== Problem details ==
Present every line in which the string "skader" appears.

== Data section ==

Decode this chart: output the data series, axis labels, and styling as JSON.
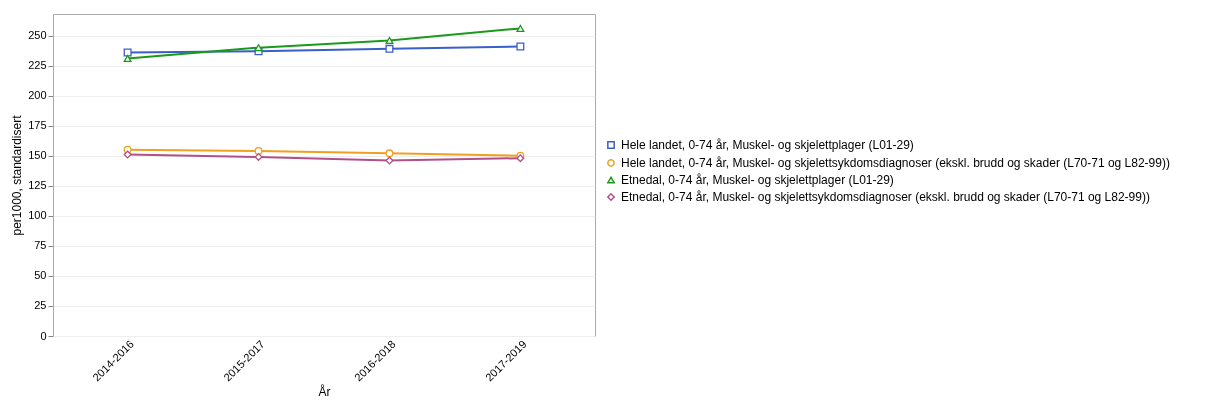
{
  "chart_data": {
    "type": "line",
    "xlabel": "År",
    "ylabel": "per1000, standardisert",
    "categories": [
      "2014-2016",
      "2015-2017",
      "2016-2018",
      "2017-2019"
    ],
    "ylim": [
      0,
      268
    ],
    "yticks": [
      0,
      25,
      50,
      75,
      100,
      125,
      150,
      175,
      200,
      225,
      250
    ],
    "grid": "y",
    "legend": "right",
    "series": [
      {
        "name": "Hele landet, 0-74 år, Muskel- og skjelettplager (L01-29)",
        "color": "#3a5fc8",
        "marker": "square",
        "values": [
          236,
          237,
          239,
          241
        ]
      },
      {
        "name": "Hele landet, 0-74 år, Muskel- og skjelettsykdomsdiagnoser (ekskl. brudd og skader (L70-71 og L82-99))",
        "color": "#f0a020",
        "marker": "circle",
        "values": [
          155,
          154,
          152,
          150
        ]
      },
      {
        "name": "Etnedal, 0-74 år, Muskel- og skjelettplager (L01-29)",
        "color": "#1a9a1a",
        "marker": "triangle",
        "values": [
          231,
          240,
          246,
          256
        ]
      },
      {
        "name": "Etnedal, 0-74 år, Muskel- og skjelettsykdomsdiagnoser (ekskl. brudd og skader (L70-71 og L82-99))",
        "color": "#b0508a",
        "marker": "diamond",
        "values": [
          151,
          149,
          146,
          148
        ]
      }
    ]
  }
}
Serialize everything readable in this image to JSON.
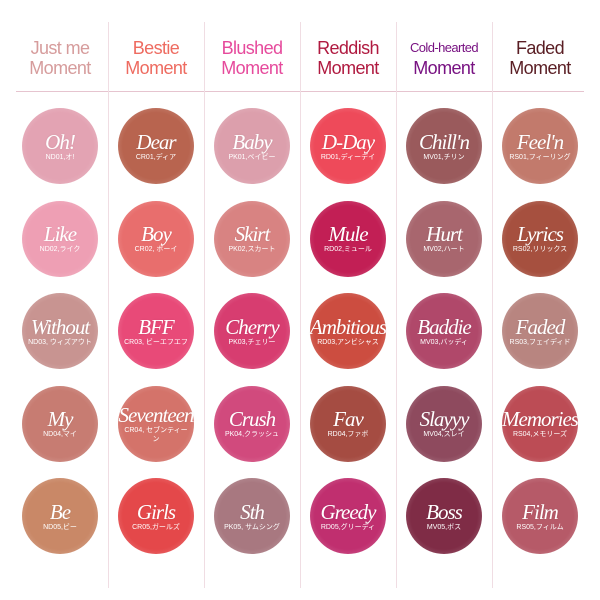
{
  "columns": [
    {
      "line1": "Just me",
      "line2": "Moment",
      "color": "#d69c9c"
    },
    {
      "line1": "Bestie",
      "line2": "Moment",
      "color": "#ee6b60"
    },
    {
      "line1": "Blushed",
      "line2": "Moment",
      "color": "#e64a9c"
    },
    {
      "line1": "Reddish",
      "line2": "Moment",
      "color": "#b01a40"
    },
    {
      "line1": "Cold-hearted",
      "line2": "Moment",
      "color": "#781282"
    },
    {
      "line1": "Faded",
      "line2": "Moment",
      "color": "#5a1e24"
    }
  ],
  "swatches": [
    [
      {
        "name": "Oh!",
        "code": "ND01,オ!",
        "color": "#e3a3b3"
      },
      {
        "name": "Dear",
        "code": "CR01,ディア",
        "color": "#b8644f"
      },
      {
        "name": "Baby",
        "code": "PK01,ベイビー",
        "color": "#dc9fac"
      },
      {
        "name": "D-Day",
        "code": "RD01,ディーデイ",
        "color": "#ee4a5a"
      },
      {
        "name": "Chill'n",
        "code": "MV01,チリン",
        "color": "#9a5a5c"
      },
      {
        "name": "Feel'n",
        "code": "RS01,フィーリング",
        "color": "#c27a6c"
      }
    ],
    [
      {
        "name": "Like",
        "code": "ND02,ライク",
        "color": "#ee9fb4"
      },
      {
        "name": "Boy",
        "code": "CR02, ボーイ",
        "color": "#e86e6d"
      },
      {
        "name": "Skirt",
        "code": "PK02,スカート",
        "color": "#d88382"
      },
      {
        "name": "Mule",
        "code": "RD02,ミュール",
        "color": "#c21f55"
      },
      {
        "name": "Hurt",
        "code": "MV02,ハート",
        "color": "#a8666e"
      },
      {
        "name": "Lyrics",
        "code": "RS02,リリックス",
        "color": "#a6503f"
      }
    ],
    [
      {
        "name": "Without",
        "code": "ND03, ウィズアウト",
        "color": "#c89491"
      },
      {
        "name": "BFF",
        "code": "CR03, ビーエフエフ",
        "color": "#e84a78"
      },
      {
        "name": "Cherry",
        "code": "PK03,チェリー",
        "color": "#d73d70"
      },
      {
        "name": "Ambitious",
        "code": "RD03,アンビシャス",
        "color": "#cc4d40"
      },
      {
        "name": "Baddie",
        "code": "MV03,バッディ",
        "color": "#b0486a"
      },
      {
        "name": "Faded",
        "code": "RS03,フェイディド",
        "color": "#b88580"
      }
    ],
    [
      {
        "name": "My",
        "code": "ND04,マイ",
        "color": "#c77c72"
      },
      {
        "name": "Seventeen",
        "code": "CR04, セブンティーン",
        "color": "#d4736a"
      },
      {
        "name": "Crush",
        "code": "PK04,クラッシュ",
        "color": "#d14a7d"
      },
      {
        "name": "Fav",
        "code": "RD04,ファボ",
        "color": "#a54c42"
      },
      {
        "name": "Slayyy",
        "code": "MV04,スレイ",
        "color": "#8e4a5e"
      },
      {
        "name": "Memories",
        "code": "RS04,メモリーズ",
        "color": "#bc4c55"
      }
    ],
    [
      {
        "name": "Be",
        "code": "ND05,ビー",
        "color": "#c98867"
      },
      {
        "name": "Girls",
        "code": "CR05,ガールズ",
        "color": "#e4484a"
      },
      {
        "name": "Sth",
        "code": "PK05, サムシング",
        "color": "#a87880"
      },
      {
        "name": "Greedy",
        "code": "RD05,グリーディ",
        "color": "#c02f6f"
      },
      {
        "name": "Boss",
        "code": "MV05,ボス",
        "color": "#7f2c46"
      },
      {
        "name": "Film",
        "code": "RS05,フィルム",
        "color": "#b65a68"
      }
    ]
  ]
}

== Task answer ==
        "name": "Hele landet, 0-74 år, Muskel- og skjelettsykdomsdiagnoser (ekskl. brudd og skader (L70-71 og L82-99))",
        "name": "Etnedal, 0-74 år, Muskel- og skjelettsykdomsdiagnoser (ekskl. brudd og skader (L70-71 og L82-99))",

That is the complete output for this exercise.